TASK DIRECTIONS
Restate the entries below verbatim.

◆ ◆ ◆ ◆ ◆ ◆ ◆

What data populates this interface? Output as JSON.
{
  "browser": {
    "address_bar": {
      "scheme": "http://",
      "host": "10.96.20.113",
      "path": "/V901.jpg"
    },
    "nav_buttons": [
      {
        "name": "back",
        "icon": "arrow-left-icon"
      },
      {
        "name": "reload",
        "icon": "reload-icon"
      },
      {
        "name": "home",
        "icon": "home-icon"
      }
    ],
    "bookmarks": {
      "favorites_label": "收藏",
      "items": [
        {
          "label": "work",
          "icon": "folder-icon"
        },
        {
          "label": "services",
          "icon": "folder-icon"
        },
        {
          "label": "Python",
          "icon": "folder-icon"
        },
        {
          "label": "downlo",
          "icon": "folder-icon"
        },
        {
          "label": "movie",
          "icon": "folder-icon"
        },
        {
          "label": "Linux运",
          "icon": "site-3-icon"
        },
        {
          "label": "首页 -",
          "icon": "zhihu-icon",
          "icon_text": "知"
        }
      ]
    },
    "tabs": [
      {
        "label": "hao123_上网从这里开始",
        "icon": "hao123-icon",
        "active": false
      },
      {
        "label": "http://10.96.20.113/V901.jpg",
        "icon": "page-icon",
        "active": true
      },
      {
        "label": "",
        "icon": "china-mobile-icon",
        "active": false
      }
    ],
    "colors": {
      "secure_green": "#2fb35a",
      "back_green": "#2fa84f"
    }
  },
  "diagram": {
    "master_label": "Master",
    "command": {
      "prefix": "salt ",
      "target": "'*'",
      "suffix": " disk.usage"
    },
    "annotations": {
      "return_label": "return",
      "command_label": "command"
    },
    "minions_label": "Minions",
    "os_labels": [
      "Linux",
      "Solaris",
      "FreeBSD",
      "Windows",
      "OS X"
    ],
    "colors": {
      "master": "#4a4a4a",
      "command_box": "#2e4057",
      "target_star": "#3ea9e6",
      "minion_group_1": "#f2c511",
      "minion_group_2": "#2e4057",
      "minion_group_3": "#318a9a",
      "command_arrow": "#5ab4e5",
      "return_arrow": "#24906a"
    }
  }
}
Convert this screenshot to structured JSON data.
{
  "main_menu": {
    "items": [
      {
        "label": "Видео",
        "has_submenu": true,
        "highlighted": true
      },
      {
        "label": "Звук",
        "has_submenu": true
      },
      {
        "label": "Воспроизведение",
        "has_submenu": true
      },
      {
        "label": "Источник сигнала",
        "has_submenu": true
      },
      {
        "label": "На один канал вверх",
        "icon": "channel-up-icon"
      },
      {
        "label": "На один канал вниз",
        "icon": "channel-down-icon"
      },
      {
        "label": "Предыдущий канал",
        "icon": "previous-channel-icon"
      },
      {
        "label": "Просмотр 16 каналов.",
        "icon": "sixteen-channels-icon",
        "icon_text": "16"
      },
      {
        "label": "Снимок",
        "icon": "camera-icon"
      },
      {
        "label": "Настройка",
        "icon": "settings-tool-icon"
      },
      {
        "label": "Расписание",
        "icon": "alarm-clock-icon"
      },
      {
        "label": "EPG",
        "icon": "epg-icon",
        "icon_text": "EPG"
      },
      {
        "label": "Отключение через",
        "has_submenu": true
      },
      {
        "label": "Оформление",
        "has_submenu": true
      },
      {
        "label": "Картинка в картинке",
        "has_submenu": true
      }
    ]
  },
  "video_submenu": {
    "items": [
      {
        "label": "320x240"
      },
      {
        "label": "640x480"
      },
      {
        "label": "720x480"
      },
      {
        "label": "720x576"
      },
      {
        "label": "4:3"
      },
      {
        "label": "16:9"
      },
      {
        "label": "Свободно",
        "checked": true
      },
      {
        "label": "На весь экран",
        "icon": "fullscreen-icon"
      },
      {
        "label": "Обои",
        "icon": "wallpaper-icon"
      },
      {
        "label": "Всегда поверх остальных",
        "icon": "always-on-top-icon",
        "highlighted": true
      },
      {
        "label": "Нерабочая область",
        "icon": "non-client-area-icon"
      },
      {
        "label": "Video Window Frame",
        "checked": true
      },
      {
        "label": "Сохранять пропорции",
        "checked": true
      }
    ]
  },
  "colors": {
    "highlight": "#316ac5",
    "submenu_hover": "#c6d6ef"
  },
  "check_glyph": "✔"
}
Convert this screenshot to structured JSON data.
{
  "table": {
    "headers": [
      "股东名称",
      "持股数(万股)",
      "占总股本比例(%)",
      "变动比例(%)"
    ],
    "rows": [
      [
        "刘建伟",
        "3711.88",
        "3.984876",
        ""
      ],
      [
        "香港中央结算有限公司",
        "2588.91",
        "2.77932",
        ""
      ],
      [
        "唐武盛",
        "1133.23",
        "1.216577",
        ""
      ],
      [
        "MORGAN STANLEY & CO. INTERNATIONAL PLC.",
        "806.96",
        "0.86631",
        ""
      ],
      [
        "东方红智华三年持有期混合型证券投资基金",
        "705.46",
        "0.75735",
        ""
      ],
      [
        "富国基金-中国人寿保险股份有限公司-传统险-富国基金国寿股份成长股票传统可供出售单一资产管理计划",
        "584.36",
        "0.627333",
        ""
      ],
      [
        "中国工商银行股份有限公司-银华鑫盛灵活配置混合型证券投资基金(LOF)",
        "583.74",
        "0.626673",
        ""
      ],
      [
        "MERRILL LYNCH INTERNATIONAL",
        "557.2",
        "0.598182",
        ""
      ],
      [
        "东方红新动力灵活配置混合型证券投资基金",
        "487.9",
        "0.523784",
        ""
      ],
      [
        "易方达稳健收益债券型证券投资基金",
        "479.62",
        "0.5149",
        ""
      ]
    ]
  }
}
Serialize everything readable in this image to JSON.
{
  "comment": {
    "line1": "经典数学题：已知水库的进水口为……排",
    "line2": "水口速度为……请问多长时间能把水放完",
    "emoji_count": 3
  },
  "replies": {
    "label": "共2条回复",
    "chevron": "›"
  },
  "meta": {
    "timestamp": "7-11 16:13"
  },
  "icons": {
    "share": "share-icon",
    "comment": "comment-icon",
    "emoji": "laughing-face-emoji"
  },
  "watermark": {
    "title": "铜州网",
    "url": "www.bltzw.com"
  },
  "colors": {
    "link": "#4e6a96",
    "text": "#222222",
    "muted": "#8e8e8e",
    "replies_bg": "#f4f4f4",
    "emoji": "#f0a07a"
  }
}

◆ ◆ ◆ ◆ ◆ ◆ ◆

ANSWER TO THIS TASK
What data populates this interface? Output as JSON.
{
  "browser": {
    "address_bar": {
      "scheme": "http://",
      "host": "10.96.20.113",
      "path": "/V901.jpg"
    },
    "nav_buttons": [
      {
        "name": "back",
        "icon": "arrow-left-icon"
      },
      {
        "name": "reload",
        "icon": "reload-icon"
      },
      {
        "name": "home",
        "icon": "home-icon"
      }
    ],
    "bookmarks": {
      "favorites_label": "收藏",
      "items": [
        {
          "label": "work",
          "icon": "folder-icon"
        },
        {
          "label": "services",
          "icon": "folder-icon"
        },
        {
          "label": "Python",
          "icon": "folder-icon"
        },
        {
          "label": "downlo",
          "icon": "folder-icon"
        },
        {
          "label": "movie",
          "icon": "folder-icon"
        },
        {
          "label": "Linux运",
          "icon": "site-3-icon"
        },
        {
          "label": "首页 -",
          "icon": "zhihu-icon",
          "icon_text": "知"
        }
      ]
    },
    "tabs": [
      {
        "label": "hao123_上网从这里开始",
        "icon": "hao123-icon",
        "active": false
      },
      {
        "label": "http://10.96.20.113/V901.jpg",
        "icon": "page-icon",
        "active": true
      },
      {
        "label": "",
        "icon": "china-mobile-icon",
        "active": false
      }
    ],
    "colors": {
      "secure_green": "#2fb35a",
      "back_green": "#2fa84f"
    }
  },
  "diagram": {
    "master_label": "Master",
    "command": {
      "prefix": "salt ",
      "target": "'*'",
      "suffix": " disk.usage"
    },
    "annotations": {
      "return_label": "return",
      "command_label": "command"
    },
    "minions_label": "Minions",
    "os_labels": [
      "Linux",
      "Solaris",
      "FreeBSD",
      "Windows",
      "OS X"
    ],
    "colors": {
      "master": "#4a4a4a",
      "command_box": "#2e4057",
      "target_star": "#3ea9e6",
      "minion_group_1": "#f2c511",
      "minion_group_2": "#2e4057",
      "minion_group_3": "#318a9a",
      "command_arrow": "#5ab4e5",
      "return_arrow": "#24906a"
    }
  }
}
Convert this screenshot to structured JSON data.
{
  "main_menu": {
    "items": [
      {
        "label": "Видео",
        "has_submenu": true,
        "highlighted": true
      },
      {
        "label": "Звук",
        "has_submenu": true
      },
      {
        "label": "Воспроизведение",
        "has_submenu": true
      },
      {
        "label": "Источник сигнала",
        "has_submenu": true
      },
      {
        "label": "На один канал вверх",
        "icon": "channel-up-icon"
      },
      {
        "label": "На один канал вниз",
        "icon": "channel-down-icon"
      },
      {
        "label": "Предыдущий канал",
        "icon": "previous-channel-icon"
      },
      {
        "label": "Просмотр 16 каналов.",
        "icon": "sixteen-channels-icon",
        "icon_text": "16"
      },
      {
        "label": "Снимок",
        "icon": "camera-icon"
      },
      {
        "label": "Настройка",
        "icon": "settings-tool-icon"
      },
      {
        "label": "Расписание",
        "icon": "alarm-clock-icon"
      },
      {
        "label": "EPG",
        "icon": "epg-icon",
        "icon_text": "EPG"
      },
      {
        "label": "Отключение через",
        "has_submenu": true
      },
      {
        "label": "Оформление",
        "has_submenu": true
      },
      {
        "label": "Картинка в картинке",
        "has_submenu": true
      }
    ]
  },
  "video_submenu": {
    "items": [
      {
        "label": "320x240"
      },
      {
        "label": "640x480"
      },
      {
        "label": "720x480"
      },
      {
        "label": "720x576"
      },
      {
        "label": "4:3"
      },
      {
        "label": "16:9"
      },
      {
        "label": "Свободно",
        "checked": true
      },
      {
        "label": "На весь экран",
        "icon": "fullscreen-icon"
      },
      {
        "label": "Обои",
        "icon": "wallpaper-icon"
      },
      {
        "label": "Всегда поверх остальных",
        "icon": "always-on-top-icon",
        "highlighted": true
      },
      {
        "label": "Нерабочая область",
        "icon": "non-client-area-icon"
      },
      {
        "label": "Video Window Frame",
        "checked": true
      },
      {
        "label": "Сохранять пропорции",
        "checked": true
      }
    ]
  },
  "colors": {
    "highlight": "#316ac5",
    "submenu_hover": "#c6d6ef"
  },
  "check_glyph": "✔"
}
Convert this screenshot to structured JSON data.
{
  "table": {
    "headers": [
      "股东名称",
      "持股数(万股)",
      "占总股本比例(%)",
      "变动比例(%)"
    ],
    "rows": [
      [
        "刘建伟",
        "3711.88",
        "3.984876",
        ""
      ],
      [
        "香港中央结算有限公司",
        "2588.91",
        "2.77932",
        ""
      ],
      [
        "唐武盛",
        "1133.23",
        "1.216577",
        ""
      ],
      [
        "MORGAN STANLEY & CO. INTERNATIONAL PLC.",
        "806.96",
        "0.86631",
        ""
      ],
      [
        "东方红智华三年持有期混合型证券投资基金",
        "705.46",
        "0.75735",
        ""
      ],
      [
        "富国基金-中国人寿保险股份有限公司-传统险-富国基金国寿股份成长股票传统可供出售单一资产管理计划",
        "584.36",
        "0.627333",
        ""
      ],
      [
        "中国工商银行股份有限公司-银华鑫盛灵活配置混合型证券投资基金(LOF)",
        "583.74",
        "0.626673",
        ""
      ],
      [
        "MERRILL LYNCH INTERNATIONAL",
        "557.2",
        "0.598182",
        ""
      ],
      [
        "东方红新动力灵活配置混合型证券投资基金",
        "487.9",
        "0.523784",
        ""
      ],
      [
        "易方达稳健收益债券型证券投资基金",
        "479.62",
        "0.5149",
        ""
      ]
    ]
  }
}
Serialize everything readable in this image to JSON.
{
  "comment": {
    "line1": "经典数学题：已知水库的进水口为……排",
    "line2": "水口速度为……请问多长时间能把水放完",
    "emoji_count": 3
  },
  "replies": {
    "label": "共2条回复",
    "chevron": "›"
  },
  "meta": {
    "timestamp": "7-11 16:13"
  },
  "icons": {
    "share": "share-icon",
    "comment": "comment-icon",
    "emoji": "laughing-face-emoji"
  },
  "watermark": {
    "title": "铜州网",
    "url": "www.bltzw.com"
  },
  "colors": {
    "link": "#4e6a96",
    "text": "#222222",
    "muted": "#8e8e8e",
    "replies_bg": "#f4f4f4",
    "emoji": "#f0a07a"
  }
}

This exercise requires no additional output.